## What you need to do:
In the entries below, find the lines that contain the word "Structural" and copy them.

## Extracted material:
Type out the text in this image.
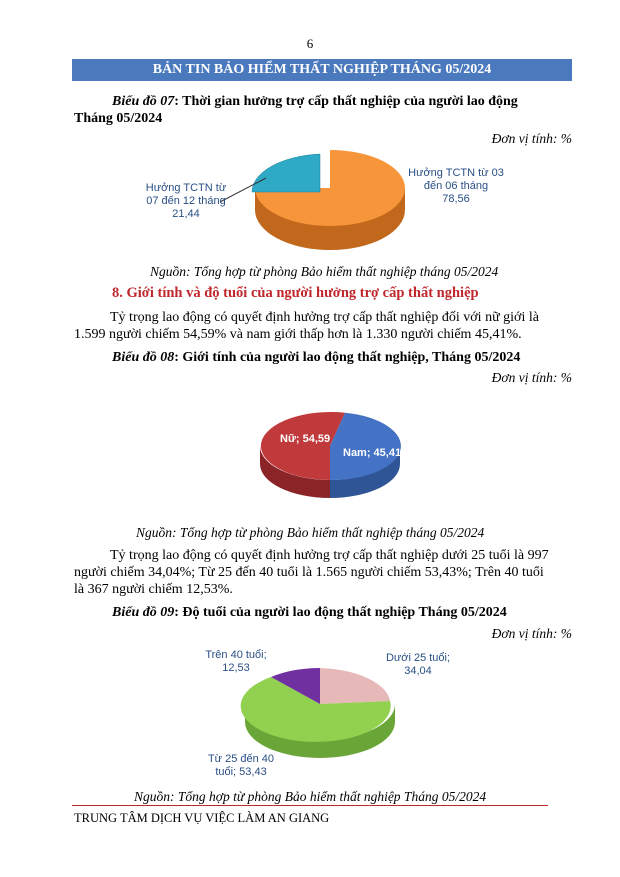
6
BẢN TIN BẢO HIỂM THẤT NGHIỆP THÁNG 05/2024
Biểu đồ 07: Thời gian hưởng trợ cấp thất nghiệp của người lao động
Tháng 05/2024
Đơn vị tính: %
Hưởng TCTN từ 03
đến 06 tháng
78,56
Hưởng TCTN từ
07 đến 12 tháng
21,44
Nguồn: Tổng hợp từ phòng Bảo hiểm thất nghiệp tháng 05/2024
8. Giới tính và độ tuổi của người hưởng trợ cấp thất nghiệp
Tỷ trọng lao động có quyết định hưởng trợ cấp thất nghiệp đối với nữ giới là
1.599 người chiếm 54,59% và nam giới thấp hơn là 1.330 người chiếm 45,41%.
Biểu đồ 08: Giới tính của người lao động thất nghiệp, Tháng 05/2024
Đơn vị tính: %
Nữ; 54,59
Nam; 45,41
Nguồn: Tổng hợp từ phòng Bảo hiểm thất nghiệp tháng 05/2024
Tỷ trọng lao động có quyết định hưởng trợ cấp thất nghiệp dưới 25 tuổi là 997
người chiếm 34,04%; Từ 25 đến 40 tuổi là 1.565 người chiếm 53,43%; Trên 40 tuổi
là 367 người chiếm 12,53%.
Biểu đồ 09: Độ tuổi của người lao động thất nghiệp Tháng 05/2024
Đơn vị tính: %
Trên 40 tuổi;
12,53
Dưới 25 tuổi;
34,04
Từ 25 đến 40
tuổi; 53,43
Nguồn: Tổng hợp từ phòng Bảo hiểm thất nghiệp Tháng 05/2024
TRUNG TÂM DỊCH VỤ VIỆC LÀM AN GIANG
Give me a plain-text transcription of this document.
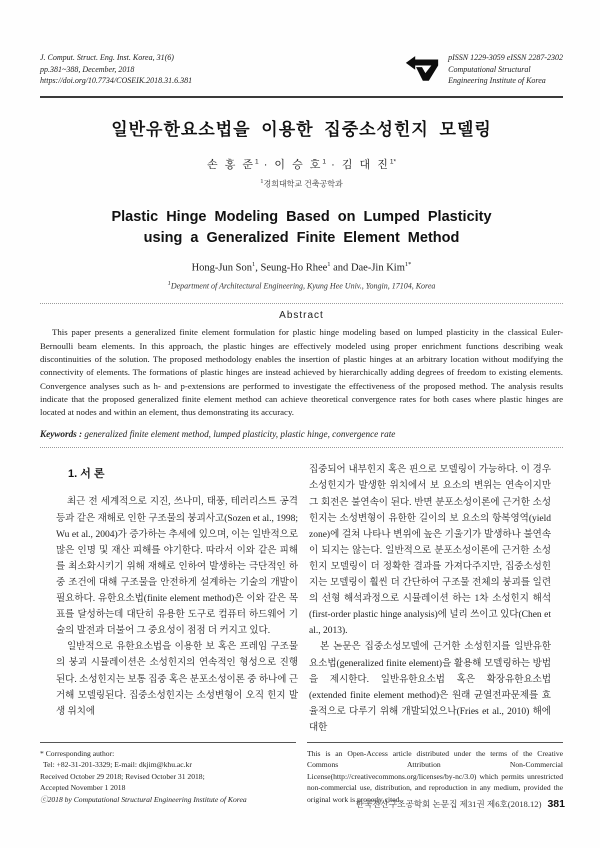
J. Comput. Struct. Eng. Inst. Korea, 31(6)
pp.381~388, December, 2018
https://doi.org/10.7734/COSEIK.2018.31.6.381
pISSN 1229-3059 eISSN 2287-2302
Computational Structural
Engineering Institute of Korea
일반유한요소법을 이용한 집중소성힌지 모델링
손 홍 준$^1$ · 이 승 호$^1$ · 김 대 진$^{1*}$
$^1$경희대학교 건축공학과
Plastic Hinge Modeling Based on Lumped Plasticity
using a Generalized Finite Element Method
Hong-Jun Son$^1$, Seung-Ho Rhee$^1$ and Dae-Jin Kim$^{1*}$
$^1$Department of Architectural Engineering, Kyung Hee Univ., Yongin, 17104, Korea
Abstract

This paper presents a generalized finite element formulation for plastic hinge modeling based on lumped plasticity in the classical Euler-Bernoulli beam elements. In this approach, the plastic hinges are effectively modeled using proper enrichment functions describing weak discontinuities of the solution. The proposed methodology enables the insertion of plastic hinges at an arbitrary location without modifying the connectivity of elements. The formations of plastic hinges are instead achieved by hierarchically adding degrees of freedom to existing elements. Convergence analyses such as h- and p-extensions are performed to investigate the effectiveness of the proposed method. The analysis results indicate that the proposed generalized finite element method can achieve theoretical convergence rates for both cases where plastic hinges are located at nodes and within an element, thus demonstrating its accuracy.

Keywords : generalized finite element method, lumped plasticity, plastic hinge, convergence rate
1. 서 론

최근 전 세계적으로 지진, 쓰나미, 태풍, 테러리스트 공격 등과 같은 재해로 인한 구조물의 붕괴사고(Sozen et al., 1998; Wu et al., 2004)가 증가하는 추세에 있으며, 이는 일반적으로 많은 인명 및 재산 피해를 야기한다. 따라서 이와 같은 피해를 최소화시키기 위해 재해로 인하여 발생하는 극단적인 하중 조건에 대해 구조물을 안전하게 설계하는 기술의 개발이 필요하다. 유한요소법(finite element method)은 이와 같은 목표를 달성하는데 대단히 유용한 도구로 컴퓨터 하드웨어 기술의 발전과 더불어 그 중요성이 점점 더 커지고 있다.

일반적으로 유한요소법을 이용한 보 혹은 프레임 구조물의 붕괴 시뮬레이션은 소성힌지의 연속적인 형성으로 진행된다. 소성힌지는 보통 집중 혹은 분포소성이론 중 하나에 근거해 모델링된다. 집중소성힌지는 소성변형이 오직 힌지 발생 위치에

집중되어 내부힌지 혹은 핀으로 모델링이 가능하다. 이 경우 소성힌지가 발생한 위치에서 보 요소의 변위는 연속이지만 그 회전은 불연속이 된다. 반면 분포소성이론에 근거한 소성힌지는 소성변형이 유한한 길이의 보 요소의 항복영역(yield zone)에 걸쳐 나타나 변위에 높은 기울기가 발생하나 불연속이 되지는 않는다. 일반적으로 분포소성이론에 근거한 소성힌지 모델링이 더 정확한 결과를 가져다주지만, 집중소성힌지는 모델링이 훨씬 더 간단하여 구조물 전체의 붕괴를 일련의 선형 해석과정으로 시뮬레이션 하는 1차 소성힌지 해석(first-order plastic hinge analysis)에 널리 쓰이고 있다(Chen et al., 2013).

본 논문은 집중소성모델에 근거한 소성힌지를 일반유한요소법(generalized finite element)을 활용해 모델링하는 방법을 제시한다. 일반유한요소법 혹은 확장유한요소법(extended finite element method)은 원래 균열전파문제를 효율적으로 다루기 위해 개발되었으나(Fries et al., 2010) 해에 대한

* Corresponding author:
Tel: +82-31-201-3329; E-mail: dkjim@khu.ac.kr
Received October 29 2018; Revised October 31 2018;
Accepted November 1 2018
ⓒ2018 by Computational Structural Engineering Institute of Korea

This is an Open-Access article distributed under the terms of the Creative Commons Attribution Non-Commercial License(http://creativecommons.org/licenses/by-nc/3.0) which permits unrestricted non-commercial use, distribution, and reproduction in any medium, provided the original work is properly cited.

한국전산구조공학회 논문집 제31권 제6호(2018.12) 381
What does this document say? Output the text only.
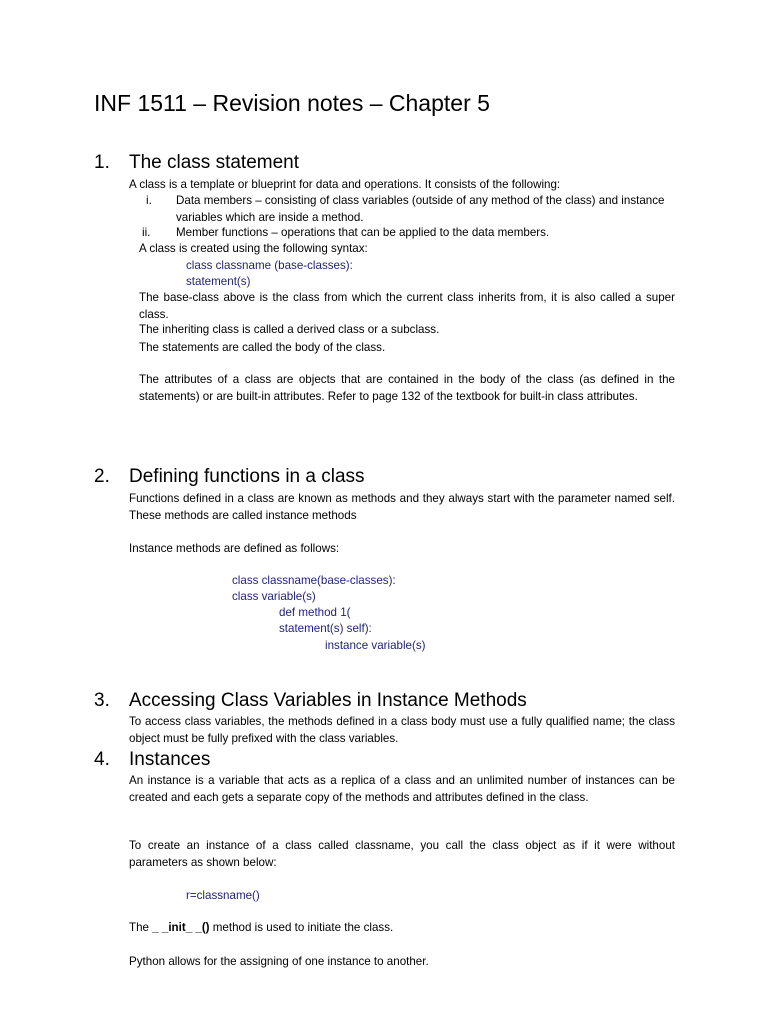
INF 1511 – Revision notes – Chapter 5
1. The class statement

A class is a template or blueprint for data and operations. It consists of the following:

i. Data members – consisting of class variables (outside of any method of the class) and instance variables which are inside a method.
ii. Member functions – operations that can be applied to the data members.

A class is created using the following syntax:

class classname (base-classes):

statement(s)

The base-class above is the class from which the current class inherits from, it is also called a super class.

The inheriting class is called a derived class or a subclass.

The statements are called the body of the class.

The attributes of a class are objects that are contained in the body of the class (as defined in the statements) or are built-in attributes. Refer to page 132 of the textbook for built-in class attributes.

2. Defining functions in a class

Functions defined in a class are known as methods and they always start with the parameter named self. These methods are called instance methods

Instance methods are defined as follows:

class classname(base-classes):

class variable(s)

def method 1(

statement(s) self):

instance variable(s)

3. Accessing Class Variables in Instance Methods

To access class variables, the methods defined in a class body must use a fully qualified name; the class object must be fully prefixed with the class variables.

4. Instances

An instance is a variable that acts as a replica of a class and an unlimited number of instances can be created and each gets a separate copy of the methods and attributes defined in the class.

To create an instance of a class called classname, you call the class object as if it were without parameters as shown below:

r=classname()

The _ _init_ _() method is used to initiate the class.

Python allows for the assigning of one instance to another.
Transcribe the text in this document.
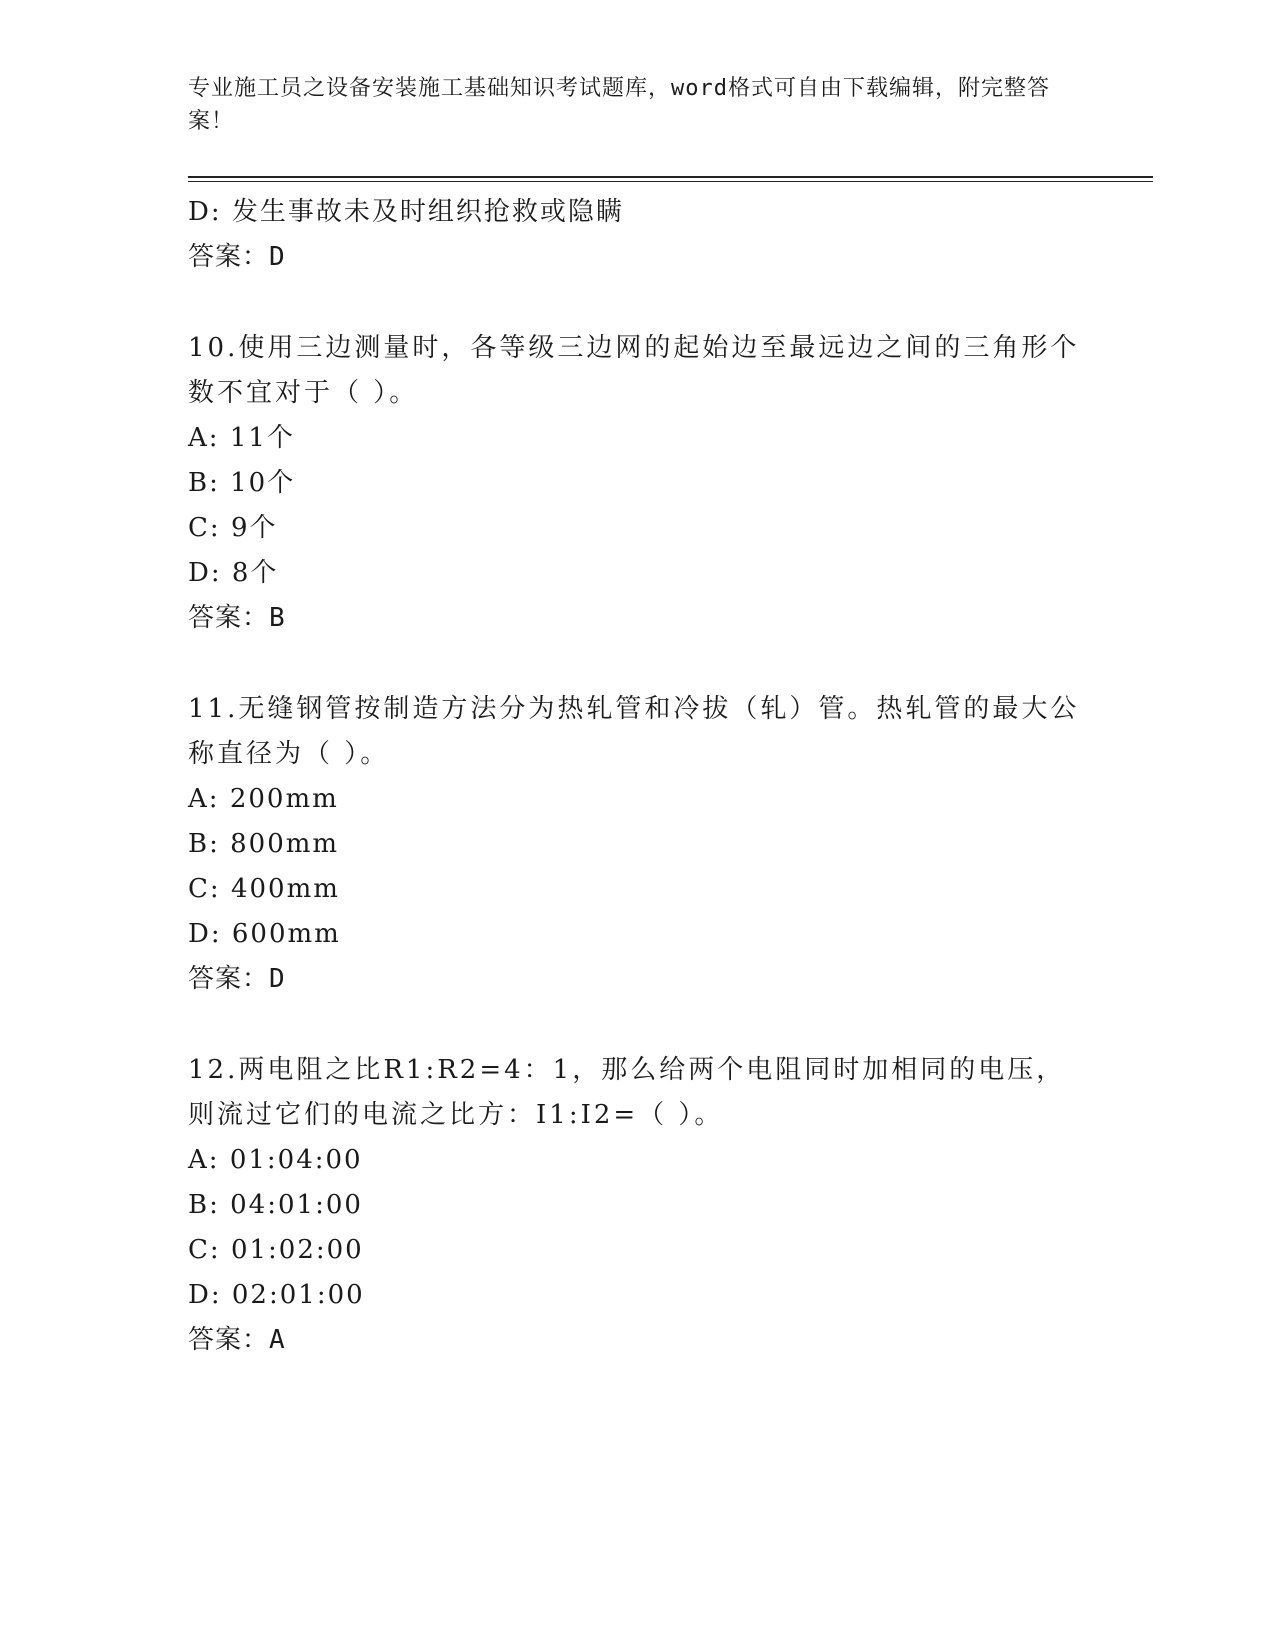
专业施工员之设备安装施工基础知识考试题库，word格式可自由下载编辑，附完整答案！

D: 发生事故未及时组织抢救或隐瞒

答案：D

10.使用三边测量时，各等级三边网的起始边至最远边之间的三角形个数不宜对于（ ）。

A: 11个

B: 10个

C: 9个

D: 8个

答案：B

11.无缝钢管按制造方法分为热轧管和冷拔（轧）管。热轧管的最大公称直径为（ ）。

A: 200mm

B: 800mm

C: 400mm

D: 600mm

答案：D

12.两电阻之比R1:R2=4：1，那么给两个电阻同时加相同的电压，则流过它们的电流之比方：I1:I2=（ ）。

A: 01:04:00

B: 04:01:00

C: 01:02:00

D: 02:01:00

答案：A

## Written solution:
Computational Structural
ⓒ2018 by Computational Structural Engineering Institute of Korea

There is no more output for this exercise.